EXERCISE DETAILS
Reading the listing below, count the lines that contain the word "EURUSD" and give that count alone.

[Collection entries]
****

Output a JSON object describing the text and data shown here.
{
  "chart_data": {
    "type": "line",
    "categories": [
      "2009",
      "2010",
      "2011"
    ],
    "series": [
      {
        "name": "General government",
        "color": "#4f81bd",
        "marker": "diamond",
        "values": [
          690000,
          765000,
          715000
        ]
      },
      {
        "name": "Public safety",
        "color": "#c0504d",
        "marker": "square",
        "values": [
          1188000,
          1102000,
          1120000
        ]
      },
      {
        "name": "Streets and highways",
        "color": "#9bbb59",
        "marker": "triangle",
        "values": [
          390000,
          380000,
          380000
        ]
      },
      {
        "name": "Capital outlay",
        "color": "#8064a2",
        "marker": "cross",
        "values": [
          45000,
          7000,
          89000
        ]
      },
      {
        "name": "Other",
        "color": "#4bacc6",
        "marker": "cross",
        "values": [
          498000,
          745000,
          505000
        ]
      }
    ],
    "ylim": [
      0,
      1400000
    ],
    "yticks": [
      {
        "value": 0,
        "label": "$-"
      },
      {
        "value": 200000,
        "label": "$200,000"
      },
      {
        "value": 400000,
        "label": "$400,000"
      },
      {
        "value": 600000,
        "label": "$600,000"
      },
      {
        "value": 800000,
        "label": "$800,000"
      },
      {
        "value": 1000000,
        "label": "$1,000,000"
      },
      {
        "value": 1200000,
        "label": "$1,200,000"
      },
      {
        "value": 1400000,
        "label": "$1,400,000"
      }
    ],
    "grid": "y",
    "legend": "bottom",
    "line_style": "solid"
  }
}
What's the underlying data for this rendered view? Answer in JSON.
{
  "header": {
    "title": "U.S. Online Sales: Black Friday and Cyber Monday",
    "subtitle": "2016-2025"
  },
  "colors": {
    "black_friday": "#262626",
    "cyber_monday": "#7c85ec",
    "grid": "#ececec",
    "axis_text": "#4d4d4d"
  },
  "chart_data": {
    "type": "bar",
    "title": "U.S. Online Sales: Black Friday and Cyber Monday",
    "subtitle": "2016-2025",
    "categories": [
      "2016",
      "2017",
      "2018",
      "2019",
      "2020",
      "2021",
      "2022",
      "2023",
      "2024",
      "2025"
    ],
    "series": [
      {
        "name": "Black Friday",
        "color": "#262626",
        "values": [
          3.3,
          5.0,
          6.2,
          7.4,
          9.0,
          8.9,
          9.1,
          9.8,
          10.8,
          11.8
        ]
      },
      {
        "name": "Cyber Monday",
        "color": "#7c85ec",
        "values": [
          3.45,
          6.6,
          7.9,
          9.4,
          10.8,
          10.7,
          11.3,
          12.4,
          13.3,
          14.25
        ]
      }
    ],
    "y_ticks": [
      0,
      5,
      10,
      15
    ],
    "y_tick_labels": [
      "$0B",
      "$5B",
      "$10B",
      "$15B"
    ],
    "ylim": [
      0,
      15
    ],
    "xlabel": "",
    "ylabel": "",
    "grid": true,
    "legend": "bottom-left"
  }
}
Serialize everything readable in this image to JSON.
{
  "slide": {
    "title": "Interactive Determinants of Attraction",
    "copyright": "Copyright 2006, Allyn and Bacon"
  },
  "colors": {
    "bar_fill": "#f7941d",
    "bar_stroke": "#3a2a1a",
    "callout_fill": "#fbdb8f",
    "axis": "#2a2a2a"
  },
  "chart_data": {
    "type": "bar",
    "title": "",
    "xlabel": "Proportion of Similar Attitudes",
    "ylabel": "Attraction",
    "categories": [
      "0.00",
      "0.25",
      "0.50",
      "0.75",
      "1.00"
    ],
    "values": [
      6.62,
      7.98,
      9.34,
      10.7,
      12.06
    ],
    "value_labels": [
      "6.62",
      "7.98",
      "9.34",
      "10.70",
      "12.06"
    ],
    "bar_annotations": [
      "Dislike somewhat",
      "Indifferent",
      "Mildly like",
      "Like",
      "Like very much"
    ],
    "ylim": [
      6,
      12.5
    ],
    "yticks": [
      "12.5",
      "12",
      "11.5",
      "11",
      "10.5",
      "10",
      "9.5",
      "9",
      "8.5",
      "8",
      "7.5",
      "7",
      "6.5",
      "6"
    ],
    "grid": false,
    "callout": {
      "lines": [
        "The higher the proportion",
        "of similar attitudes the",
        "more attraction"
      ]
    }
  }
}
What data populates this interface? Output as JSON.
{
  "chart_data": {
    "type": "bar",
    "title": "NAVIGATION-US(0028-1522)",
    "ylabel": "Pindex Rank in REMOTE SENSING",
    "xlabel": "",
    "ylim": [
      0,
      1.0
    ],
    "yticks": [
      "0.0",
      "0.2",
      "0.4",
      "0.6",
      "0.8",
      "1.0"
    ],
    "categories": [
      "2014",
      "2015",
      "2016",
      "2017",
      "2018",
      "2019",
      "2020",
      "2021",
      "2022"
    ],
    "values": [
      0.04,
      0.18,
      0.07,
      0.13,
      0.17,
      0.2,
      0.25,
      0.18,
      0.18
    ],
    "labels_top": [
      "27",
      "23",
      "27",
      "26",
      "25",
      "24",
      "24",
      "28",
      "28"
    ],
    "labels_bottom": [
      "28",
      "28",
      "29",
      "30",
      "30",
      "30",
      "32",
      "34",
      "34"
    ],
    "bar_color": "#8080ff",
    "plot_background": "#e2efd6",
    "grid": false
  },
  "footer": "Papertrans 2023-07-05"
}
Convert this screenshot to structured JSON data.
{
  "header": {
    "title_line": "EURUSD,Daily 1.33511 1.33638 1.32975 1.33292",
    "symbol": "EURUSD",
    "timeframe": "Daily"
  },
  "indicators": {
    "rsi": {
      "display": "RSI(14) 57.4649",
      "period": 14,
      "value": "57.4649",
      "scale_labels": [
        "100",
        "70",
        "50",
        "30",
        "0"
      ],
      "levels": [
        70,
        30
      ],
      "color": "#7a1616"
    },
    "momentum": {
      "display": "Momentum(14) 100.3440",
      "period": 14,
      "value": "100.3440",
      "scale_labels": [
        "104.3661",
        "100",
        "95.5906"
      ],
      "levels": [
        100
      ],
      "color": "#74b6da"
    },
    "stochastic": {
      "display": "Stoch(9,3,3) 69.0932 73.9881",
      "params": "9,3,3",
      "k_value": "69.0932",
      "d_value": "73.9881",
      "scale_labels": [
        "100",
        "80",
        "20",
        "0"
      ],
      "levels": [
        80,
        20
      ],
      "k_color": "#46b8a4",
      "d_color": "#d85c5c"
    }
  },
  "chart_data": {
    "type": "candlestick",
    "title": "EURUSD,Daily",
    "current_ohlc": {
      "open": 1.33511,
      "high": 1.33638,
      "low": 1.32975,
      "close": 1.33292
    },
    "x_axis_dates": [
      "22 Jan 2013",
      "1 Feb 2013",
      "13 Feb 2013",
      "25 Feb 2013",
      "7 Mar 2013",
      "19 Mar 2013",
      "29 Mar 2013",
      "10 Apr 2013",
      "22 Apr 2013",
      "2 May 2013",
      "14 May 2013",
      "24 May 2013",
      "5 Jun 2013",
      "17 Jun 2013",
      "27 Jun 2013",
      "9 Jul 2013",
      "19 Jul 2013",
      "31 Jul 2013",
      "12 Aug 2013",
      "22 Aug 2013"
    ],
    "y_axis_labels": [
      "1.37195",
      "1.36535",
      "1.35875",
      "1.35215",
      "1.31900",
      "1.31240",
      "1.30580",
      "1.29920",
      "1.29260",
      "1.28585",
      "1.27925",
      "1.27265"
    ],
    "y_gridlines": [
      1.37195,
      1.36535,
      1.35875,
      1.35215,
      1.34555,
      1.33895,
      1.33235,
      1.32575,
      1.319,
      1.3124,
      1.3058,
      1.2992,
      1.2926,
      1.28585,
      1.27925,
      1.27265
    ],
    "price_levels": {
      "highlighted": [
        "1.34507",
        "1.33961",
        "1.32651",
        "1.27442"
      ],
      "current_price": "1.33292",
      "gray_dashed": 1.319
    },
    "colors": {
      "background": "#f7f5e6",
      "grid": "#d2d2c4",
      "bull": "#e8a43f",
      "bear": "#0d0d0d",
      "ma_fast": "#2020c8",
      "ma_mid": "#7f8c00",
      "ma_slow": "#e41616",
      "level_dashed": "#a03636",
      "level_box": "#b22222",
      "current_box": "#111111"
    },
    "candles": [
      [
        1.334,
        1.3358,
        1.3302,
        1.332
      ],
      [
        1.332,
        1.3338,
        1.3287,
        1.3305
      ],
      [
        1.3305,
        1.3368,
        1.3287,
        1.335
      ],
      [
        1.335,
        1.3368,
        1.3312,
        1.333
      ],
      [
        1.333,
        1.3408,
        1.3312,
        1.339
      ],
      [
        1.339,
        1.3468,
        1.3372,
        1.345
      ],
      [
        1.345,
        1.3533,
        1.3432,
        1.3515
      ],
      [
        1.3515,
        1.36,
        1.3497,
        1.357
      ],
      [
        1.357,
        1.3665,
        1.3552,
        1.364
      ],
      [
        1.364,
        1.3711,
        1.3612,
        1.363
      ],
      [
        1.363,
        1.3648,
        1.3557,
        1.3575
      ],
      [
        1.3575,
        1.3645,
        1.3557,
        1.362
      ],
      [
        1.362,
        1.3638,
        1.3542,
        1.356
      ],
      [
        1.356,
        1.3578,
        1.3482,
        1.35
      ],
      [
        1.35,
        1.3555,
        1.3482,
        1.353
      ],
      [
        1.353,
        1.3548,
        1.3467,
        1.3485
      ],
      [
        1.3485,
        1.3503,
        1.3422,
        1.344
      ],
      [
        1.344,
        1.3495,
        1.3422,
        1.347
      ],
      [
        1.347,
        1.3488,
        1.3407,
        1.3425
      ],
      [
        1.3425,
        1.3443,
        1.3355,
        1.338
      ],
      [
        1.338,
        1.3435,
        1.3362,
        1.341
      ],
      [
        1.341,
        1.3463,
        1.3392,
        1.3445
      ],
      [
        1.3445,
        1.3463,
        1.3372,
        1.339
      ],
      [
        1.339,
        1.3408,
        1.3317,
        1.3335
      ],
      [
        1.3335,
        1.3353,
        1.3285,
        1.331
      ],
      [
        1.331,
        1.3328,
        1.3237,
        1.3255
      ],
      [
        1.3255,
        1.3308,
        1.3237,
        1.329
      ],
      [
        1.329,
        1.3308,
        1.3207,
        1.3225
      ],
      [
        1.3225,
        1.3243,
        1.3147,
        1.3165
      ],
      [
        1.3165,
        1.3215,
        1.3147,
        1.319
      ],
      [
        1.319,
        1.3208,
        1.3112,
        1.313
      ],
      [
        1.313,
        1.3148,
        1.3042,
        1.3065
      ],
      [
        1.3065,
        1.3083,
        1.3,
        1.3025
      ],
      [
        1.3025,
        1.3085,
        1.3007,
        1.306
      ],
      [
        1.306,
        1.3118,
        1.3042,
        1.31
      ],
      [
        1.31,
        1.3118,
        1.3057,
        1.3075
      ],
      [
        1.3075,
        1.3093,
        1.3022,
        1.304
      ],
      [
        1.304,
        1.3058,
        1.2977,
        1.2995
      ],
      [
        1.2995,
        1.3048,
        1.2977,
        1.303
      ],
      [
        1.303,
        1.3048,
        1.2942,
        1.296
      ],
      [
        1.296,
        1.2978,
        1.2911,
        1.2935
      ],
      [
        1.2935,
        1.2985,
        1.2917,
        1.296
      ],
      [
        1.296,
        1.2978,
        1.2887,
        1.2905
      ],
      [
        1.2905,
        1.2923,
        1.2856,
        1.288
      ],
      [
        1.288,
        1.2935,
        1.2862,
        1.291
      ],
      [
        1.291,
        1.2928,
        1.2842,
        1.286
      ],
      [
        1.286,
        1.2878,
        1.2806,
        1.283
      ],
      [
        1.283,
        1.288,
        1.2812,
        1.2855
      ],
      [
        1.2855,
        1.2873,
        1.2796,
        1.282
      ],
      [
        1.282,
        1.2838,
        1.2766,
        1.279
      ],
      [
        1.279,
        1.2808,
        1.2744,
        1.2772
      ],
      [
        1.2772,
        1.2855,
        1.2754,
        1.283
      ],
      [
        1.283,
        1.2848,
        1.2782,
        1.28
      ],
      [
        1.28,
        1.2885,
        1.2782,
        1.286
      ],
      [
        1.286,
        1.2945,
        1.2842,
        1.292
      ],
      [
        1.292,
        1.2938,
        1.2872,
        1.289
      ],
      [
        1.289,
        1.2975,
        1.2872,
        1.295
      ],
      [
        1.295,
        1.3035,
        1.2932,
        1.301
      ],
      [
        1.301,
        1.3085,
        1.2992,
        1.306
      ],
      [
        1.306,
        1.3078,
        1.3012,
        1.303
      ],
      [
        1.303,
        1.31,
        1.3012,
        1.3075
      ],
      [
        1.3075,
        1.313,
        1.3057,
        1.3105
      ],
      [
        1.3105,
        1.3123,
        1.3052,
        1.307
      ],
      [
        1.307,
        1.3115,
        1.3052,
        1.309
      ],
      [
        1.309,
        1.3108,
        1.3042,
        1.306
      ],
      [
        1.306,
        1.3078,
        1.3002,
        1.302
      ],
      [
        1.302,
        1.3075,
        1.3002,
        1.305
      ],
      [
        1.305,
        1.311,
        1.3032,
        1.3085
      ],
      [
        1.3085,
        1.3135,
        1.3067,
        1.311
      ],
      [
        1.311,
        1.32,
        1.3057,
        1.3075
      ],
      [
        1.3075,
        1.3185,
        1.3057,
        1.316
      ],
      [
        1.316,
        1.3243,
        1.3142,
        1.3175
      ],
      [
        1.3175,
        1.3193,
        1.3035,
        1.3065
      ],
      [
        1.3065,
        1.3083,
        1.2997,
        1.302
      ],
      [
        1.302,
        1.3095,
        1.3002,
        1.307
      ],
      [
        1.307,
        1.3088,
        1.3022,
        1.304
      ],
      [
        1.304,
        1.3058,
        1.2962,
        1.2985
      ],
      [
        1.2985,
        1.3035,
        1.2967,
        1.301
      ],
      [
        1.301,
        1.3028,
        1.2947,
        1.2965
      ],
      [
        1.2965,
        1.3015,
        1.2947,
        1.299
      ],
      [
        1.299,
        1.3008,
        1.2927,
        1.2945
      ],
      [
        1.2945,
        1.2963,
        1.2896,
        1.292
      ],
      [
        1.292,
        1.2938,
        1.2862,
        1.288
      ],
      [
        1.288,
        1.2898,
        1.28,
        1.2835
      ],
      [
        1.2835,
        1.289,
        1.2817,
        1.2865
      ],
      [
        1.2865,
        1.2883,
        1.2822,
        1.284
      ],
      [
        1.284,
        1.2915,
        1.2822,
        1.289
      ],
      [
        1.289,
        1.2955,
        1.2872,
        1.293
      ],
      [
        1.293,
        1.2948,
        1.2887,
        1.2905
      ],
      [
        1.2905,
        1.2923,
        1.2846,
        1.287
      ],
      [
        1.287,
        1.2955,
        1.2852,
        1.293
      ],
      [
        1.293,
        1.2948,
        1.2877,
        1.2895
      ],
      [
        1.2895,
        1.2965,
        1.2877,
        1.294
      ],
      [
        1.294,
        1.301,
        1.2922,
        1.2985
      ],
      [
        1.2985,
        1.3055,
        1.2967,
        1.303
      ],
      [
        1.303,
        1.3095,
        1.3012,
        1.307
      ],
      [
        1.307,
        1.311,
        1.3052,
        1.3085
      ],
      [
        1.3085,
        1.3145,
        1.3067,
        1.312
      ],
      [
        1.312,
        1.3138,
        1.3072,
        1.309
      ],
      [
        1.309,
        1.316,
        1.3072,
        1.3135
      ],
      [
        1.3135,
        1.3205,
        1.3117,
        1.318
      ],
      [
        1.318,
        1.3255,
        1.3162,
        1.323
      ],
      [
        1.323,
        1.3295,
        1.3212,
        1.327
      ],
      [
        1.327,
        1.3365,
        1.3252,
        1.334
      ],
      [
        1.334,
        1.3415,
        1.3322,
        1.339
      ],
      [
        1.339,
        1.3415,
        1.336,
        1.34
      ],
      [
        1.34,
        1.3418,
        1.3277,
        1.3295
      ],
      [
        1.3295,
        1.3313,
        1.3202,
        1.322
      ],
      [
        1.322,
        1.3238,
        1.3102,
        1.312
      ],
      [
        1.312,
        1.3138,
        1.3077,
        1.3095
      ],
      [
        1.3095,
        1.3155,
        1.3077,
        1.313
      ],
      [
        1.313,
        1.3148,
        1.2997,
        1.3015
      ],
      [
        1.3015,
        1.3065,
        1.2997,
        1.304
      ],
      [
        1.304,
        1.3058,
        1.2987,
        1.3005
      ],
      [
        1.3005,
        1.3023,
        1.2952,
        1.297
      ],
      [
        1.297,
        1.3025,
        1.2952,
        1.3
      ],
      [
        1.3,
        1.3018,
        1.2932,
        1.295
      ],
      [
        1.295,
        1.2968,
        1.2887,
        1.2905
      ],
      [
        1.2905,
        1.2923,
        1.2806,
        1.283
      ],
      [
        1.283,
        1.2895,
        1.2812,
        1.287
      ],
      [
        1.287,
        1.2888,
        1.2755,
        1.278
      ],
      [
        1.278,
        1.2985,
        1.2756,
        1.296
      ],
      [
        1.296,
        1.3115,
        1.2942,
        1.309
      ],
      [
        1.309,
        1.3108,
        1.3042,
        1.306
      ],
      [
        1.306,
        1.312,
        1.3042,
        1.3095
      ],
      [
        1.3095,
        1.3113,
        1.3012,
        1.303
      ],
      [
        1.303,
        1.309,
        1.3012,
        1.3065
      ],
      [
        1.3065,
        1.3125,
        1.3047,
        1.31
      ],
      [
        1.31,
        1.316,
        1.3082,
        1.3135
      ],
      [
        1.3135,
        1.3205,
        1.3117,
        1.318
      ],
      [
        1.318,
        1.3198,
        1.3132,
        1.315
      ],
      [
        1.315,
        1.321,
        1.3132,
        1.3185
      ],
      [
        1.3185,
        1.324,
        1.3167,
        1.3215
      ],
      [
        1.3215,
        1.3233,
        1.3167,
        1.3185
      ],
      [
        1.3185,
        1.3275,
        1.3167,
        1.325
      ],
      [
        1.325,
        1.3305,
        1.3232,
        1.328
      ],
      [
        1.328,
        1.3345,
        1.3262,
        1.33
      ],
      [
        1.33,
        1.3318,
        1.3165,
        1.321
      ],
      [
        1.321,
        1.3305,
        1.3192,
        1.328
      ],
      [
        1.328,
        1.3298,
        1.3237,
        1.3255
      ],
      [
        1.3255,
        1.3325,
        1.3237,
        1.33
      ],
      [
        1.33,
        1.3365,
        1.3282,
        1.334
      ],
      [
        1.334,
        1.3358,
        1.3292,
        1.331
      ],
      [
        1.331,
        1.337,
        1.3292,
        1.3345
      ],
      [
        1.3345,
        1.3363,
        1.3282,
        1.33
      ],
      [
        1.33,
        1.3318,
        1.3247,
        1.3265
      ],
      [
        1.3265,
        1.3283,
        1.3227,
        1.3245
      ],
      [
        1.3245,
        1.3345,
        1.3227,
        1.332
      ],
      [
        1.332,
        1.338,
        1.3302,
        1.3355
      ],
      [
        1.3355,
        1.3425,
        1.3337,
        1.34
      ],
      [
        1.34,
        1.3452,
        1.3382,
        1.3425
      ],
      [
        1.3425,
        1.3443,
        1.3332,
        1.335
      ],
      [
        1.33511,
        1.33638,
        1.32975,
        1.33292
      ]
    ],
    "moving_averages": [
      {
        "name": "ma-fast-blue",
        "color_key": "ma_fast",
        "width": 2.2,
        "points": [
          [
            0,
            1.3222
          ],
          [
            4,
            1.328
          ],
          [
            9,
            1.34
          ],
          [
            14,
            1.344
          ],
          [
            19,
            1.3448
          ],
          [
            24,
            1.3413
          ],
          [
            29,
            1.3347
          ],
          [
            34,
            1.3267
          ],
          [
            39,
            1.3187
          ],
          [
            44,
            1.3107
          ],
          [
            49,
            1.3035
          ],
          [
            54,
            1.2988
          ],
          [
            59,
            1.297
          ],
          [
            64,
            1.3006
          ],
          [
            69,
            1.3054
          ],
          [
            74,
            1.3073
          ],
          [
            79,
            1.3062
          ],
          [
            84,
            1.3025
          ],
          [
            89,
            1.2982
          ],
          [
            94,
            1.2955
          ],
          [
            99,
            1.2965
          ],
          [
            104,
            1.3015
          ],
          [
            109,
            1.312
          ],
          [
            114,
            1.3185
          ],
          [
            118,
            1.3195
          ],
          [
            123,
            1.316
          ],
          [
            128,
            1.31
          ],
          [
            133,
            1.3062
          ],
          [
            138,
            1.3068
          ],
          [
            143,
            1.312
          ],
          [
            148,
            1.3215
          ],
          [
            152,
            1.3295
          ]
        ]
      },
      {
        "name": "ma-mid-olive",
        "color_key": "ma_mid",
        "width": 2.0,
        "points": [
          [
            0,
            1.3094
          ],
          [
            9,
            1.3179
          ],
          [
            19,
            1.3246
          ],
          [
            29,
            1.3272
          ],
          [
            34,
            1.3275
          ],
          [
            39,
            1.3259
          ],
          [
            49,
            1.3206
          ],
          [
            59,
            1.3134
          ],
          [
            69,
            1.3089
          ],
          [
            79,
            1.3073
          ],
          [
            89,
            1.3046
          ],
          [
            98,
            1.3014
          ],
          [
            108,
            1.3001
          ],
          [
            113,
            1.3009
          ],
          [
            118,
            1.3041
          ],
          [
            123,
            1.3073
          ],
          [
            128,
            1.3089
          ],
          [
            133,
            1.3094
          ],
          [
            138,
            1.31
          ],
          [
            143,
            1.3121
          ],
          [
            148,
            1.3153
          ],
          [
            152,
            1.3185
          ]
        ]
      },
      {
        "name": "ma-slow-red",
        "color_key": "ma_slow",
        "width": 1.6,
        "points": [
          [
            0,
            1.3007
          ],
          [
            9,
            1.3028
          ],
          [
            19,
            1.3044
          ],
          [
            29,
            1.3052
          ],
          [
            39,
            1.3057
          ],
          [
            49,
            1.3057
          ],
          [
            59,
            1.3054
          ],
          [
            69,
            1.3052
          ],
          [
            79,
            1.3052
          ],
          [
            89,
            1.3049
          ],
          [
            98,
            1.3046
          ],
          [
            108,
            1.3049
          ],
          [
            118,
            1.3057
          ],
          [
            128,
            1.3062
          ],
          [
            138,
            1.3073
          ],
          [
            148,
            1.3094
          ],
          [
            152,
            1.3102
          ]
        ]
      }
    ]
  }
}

****

EXERCISE RESULT
3